*MATERIAL*
____
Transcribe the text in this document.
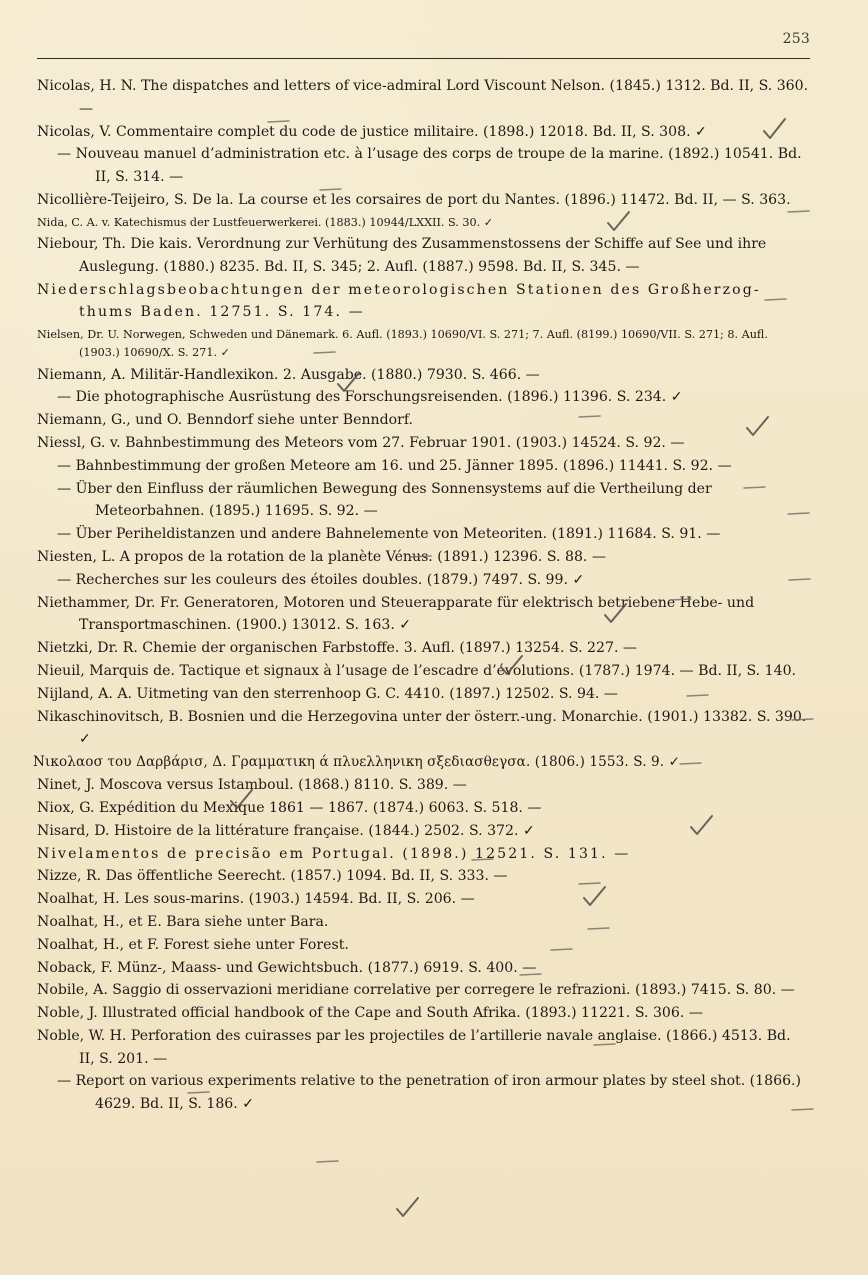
253
Nicolas, H. N. The dispatches and letters of vice-admiral Lord Viscount Nelson. (1845.) 1312. Bd. II, S. 360. —
Nicolas, V. Commentaire complet du code de justice militaire. (1898.) 12018. Bd. II, S. 308. ✓
— Nouveau manuel d’administration etc. à l’usage des corps de troupe de la marine. (1892.) 10541. Bd. II, S. 314. —
Nicollière-Teijeiro, S. De la. La course et les corsaires de port du Nantes. (1896.) 11472. Bd. II, — S. 363.
Nida, C. A. v. Katechismus der Lustfeuerwerkerei. (1883.) 10944/LXXII. S. 30. ✓
Niebour, Th. Die kais. Verordnung zur Verhütung des Zusammenstossens der Schiffe auf See und ihre Auslegung. (1880.) 8235. Bd. II, S. 345; 2. Aufl. (1887.) 9598. Bd. II, S. 345. —
Niederschlagsbeobachtungen der meteorologischen Stationen des Großherzog- thums Baden. 12751. S. 174. —
Nielsen, Dr. U. Norwegen, Schweden und Dänemark. 6. Aufl. (1893.) 10690/VI. S. 271; 7. Aufl. (8199.) 10690/VII. S. 271; 8. Aufl. (1903.) 10690/X. S. 271. ✓
Niemann, A. Militär-Handlexikon. 2. Ausgabe. (1880.) 7930. S. 466. —
— Die photographische Ausrüstung des Forschungsreisenden. (1896.) 11396. S. 234. ✓
Niemann, G., und O. Benndorf siehe unter Benndorf.
Niessl, G. v. Bahnbestimmung des Meteors vom 27. Februar 1901. (1903.) 14524. S. 92. —
— Bahnbestimmung der großen Meteore am 16. und 25. Jänner 1895. (1896.) 11441. S. 92. —
— Über den Einfluss der räumlichen Bewegung des Sonnensystems auf die Vertheilung der Meteorbahnen. (1895.) 11695. S. 92. —
— Über Periheldistanzen und andere Bahnelemente von Meteoriten. (1891.) 11684. S. 91. —
Niesten, L. A propos de la rotation de la planète Vénus. (1891.) 12396. S. 88. —
— Recherches sur les couleurs des étoiles doubles. (1879.) 7497. S. 99. ✓
Niethammer, Dr. Fr. Generatoren, Motoren und Steuerapparate für elektrisch betriebene Hebe- und Transportmaschinen. (1900.) 13012. S. 163. ✓
Nietzki, Dr. R. Chemie der organischen Farbstoffe. 3. Aufl. (1897.) 13254. S. 227. —
Nieuil, Marquis de. Tactique et signaux à l’usage de l’escadre d’évolutions. (1787.) 1974. — Bd. II, S. 140.
Nijland, A. A. Uitmeting van den sterrenhoop G. C. 4410. (1897.) 12502. S. 94. —
Nikaschinovitsch, B. Bosnien und die Herzegovina unter der österr.-ung. Monarchie. (1901.) 13382. S. 390. ✓
Νικολαοσ του Δαρβάρισ, Δ. Γραμματικη ά πλυελληνικη σξεδιασθεγσα. (1806.) 1553. S. 9. ✓
Ninet, J. Moscova versus Istamboul. (1868.) 8110. S. 389. —
Niox, G. Expédition du Mexique 1861 — 1867. (1874.) 6063. S. 518. —
Nisard, D. Histoire de la littérature française. (1844.) 2502. S. 372. ✓
Nivelamentos de precisão em Portugal. (1898.) 12521. S. 131. —
Nizze, R. Das öffentliche Seerecht. (1857.) 1094. Bd. II, S. 333. —
Noalhat, H. Les sous-marins. (1903.) 14594. Bd. II, S. 206. —
Noalhat, H., et E. Bara siehe unter Bara.
Noalhat, H., et F. Forest siehe unter Forest.
Noback, F. Münz-, Maass- und Gewichtsbuch. (1877.) 6919. S. 400. —
Nobile, A. Saggio di osservazioni meridiane correlative per corregere le refrazioni. (1893.) 7415. S. 80. —
Noble, J. Illustrated official handbook of the Cape and South Afrika. (1893.) 11221. S. 306. —
Noble, W. H. Perforation des cuirasses par les projectiles de l’artillerie navale anglaise. (1866.) 4513. Bd. II, S. 201. —
— Report on various experiments relative to the penetration of iron armour plates by steel shot. (1866.) 4629. Bd. II, S. 186. ✓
____
*SHORT TASK*
Except for the pictures, reproduce every line exactly.

*RESPONSE TO THE EXERCISE*
Transcribe the text in this document.
253
Nicolas, H. N. The dispatches and letters of vice-admiral Lord Viscount Nelson. (1845.) 1312. Bd. II, S. 360. —
Nicolas, V. Commentaire complet du code de justice militaire. (1898.) 12018. Bd. II, S. 308. ✓
— Nouveau manuel d’administration etc. à l’usage des corps de troupe de la marine. (1892.) 10541. Bd. II, S. 314. —
Nicollière-Teijeiro, S. De la. La course et les corsaires de port du Nantes. (1896.) 11472. Bd. II, — S. 363.
Nida, C. A. v. Katechismus der Lustfeuerwerkerei. (1883.) 10944/LXXII. S. 30. ✓
Niebour, Th. Die kais. Verordnung zur Verhütung des Zusammenstossens der Schiffe auf See und ihre Auslegung. (1880.) 8235. Bd. II, S. 345; 2. Aufl. (1887.) 9598. Bd. II, S. 345. —
Niederschlagsbeobachtungen der meteorologischen Stationen des Großherzog- thums Baden. 12751. S. 174. —
Nielsen, Dr. U. Norwegen, Schweden und Dänemark. 6. Aufl. (1893.) 10690/VI. S. 271; 7. Aufl. (8199.) 10690/VII. S. 271; 8. Aufl. (1903.) 10690/X. S. 271. ✓
Niemann, A. Militär-Handlexikon. 2. Ausgabe. (1880.) 7930. S. 466. —
— Die photographische Ausrüstung des Forschungsreisenden. (1896.) 11396. S. 234. ✓
Niemann, G., und O. Benndorf siehe unter Benndorf.
Niessl, G. v. Bahnbestimmung des Meteors vom 27. Februar 1901. (1903.) 14524. S. 92. —
— Bahnbestimmung der großen Meteore am 16. und 25. Jänner 1895. (1896.) 11441. S. 92. —
— Über den Einfluss der räumlichen Bewegung des Sonnensystems auf die Vertheilung der Meteorbahnen. (1895.) 11695. S. 92. —
— Über Periheldistanzen und andere Bahnelemente von Meteoriten. (1891.) 11684. S. 91. —
Niesten, L. A propos de la rotation de la planète Vénus. (1891.) 12396. S. 88. —
— Recherches sur les couleurs des étoiles doubles. (1879.) 7497. S. 99. ✓
Niethammer, Dr. Fr. Generatoren, Motoren und Steuerapparate für elektrisch betriebene Hebe- und Transportmaschinen. (1900.) 13012. S. 163. ✓
Nietzki, Dr. R. Chemie der organischen Farbstoffe. 3. Aufl. (1897.) 13254. S. 227. —
Nieuil, Marquis de. Tactique et signaux à l’usage de l’escadre d’évolutions. (1787.) 1974. — Bd. II, S. 140.
Nijland, A. A. Uitmeting van den sterrenhoop G. C. 4410. (1897.) 12502. S. 94. —
Nikaschinovitsch, B. Bosnien und die Herzegovina unter der österr.-ung. Monarchie. (1901.) 13382. S. 390. ✓
Νικολαοσ του Δαρβάρισ, Δ. Γραμματικη ά πλυελληνικη σξεδιασθεγσα. (1806.) 1553. S. 9. ✓
Ninet, J. Moscova versus Istamboul. (1868.) 8110. S. 389. —
Niox, G. Expédition du Mexique 1861 — 1867. (1874.) 6063. S. 518. —
Nisard, D. Histoire de la littérature française. (1844.) 2502. S. 372. ✓
Nivelamentos de precisão em Portugal. (1898.) 12521. S. 131. —
Nizze, R. Das öffentliche Seerecht. (1857.) 1094. Bd. II, S. 333. —
Noalhat, H. Les sous-marins. (1903.) 14594. Bd. II, S. 206. —
Noalhat, H., et E. Bara siehe unter Bara.
Noalhat, H., et F. Forest siehe unter Forest.
Noback, F. Münz-, Maass- und Gewichtsbuch. (1877.) 6919. S. 400. —
Nobile, A. Saggio di osservazioni meridiane correlative per corregere le refrazioni. (1893.) 7415. S. 80. —
Noble, J. Illustrated official handbook of the Cape and South Afrika. (1893.) 11221. S. 306. —
Noble, W. H. Perforation des cuirasses par les projectiles de l’artillerie navale anglaise. (1866.) 4513. Bd. II, S. 201. —
— Report on various experiments relative to the penetration of iron armour plates by steel shot. (1866.) 4629. Bd. II, S. 186. ✓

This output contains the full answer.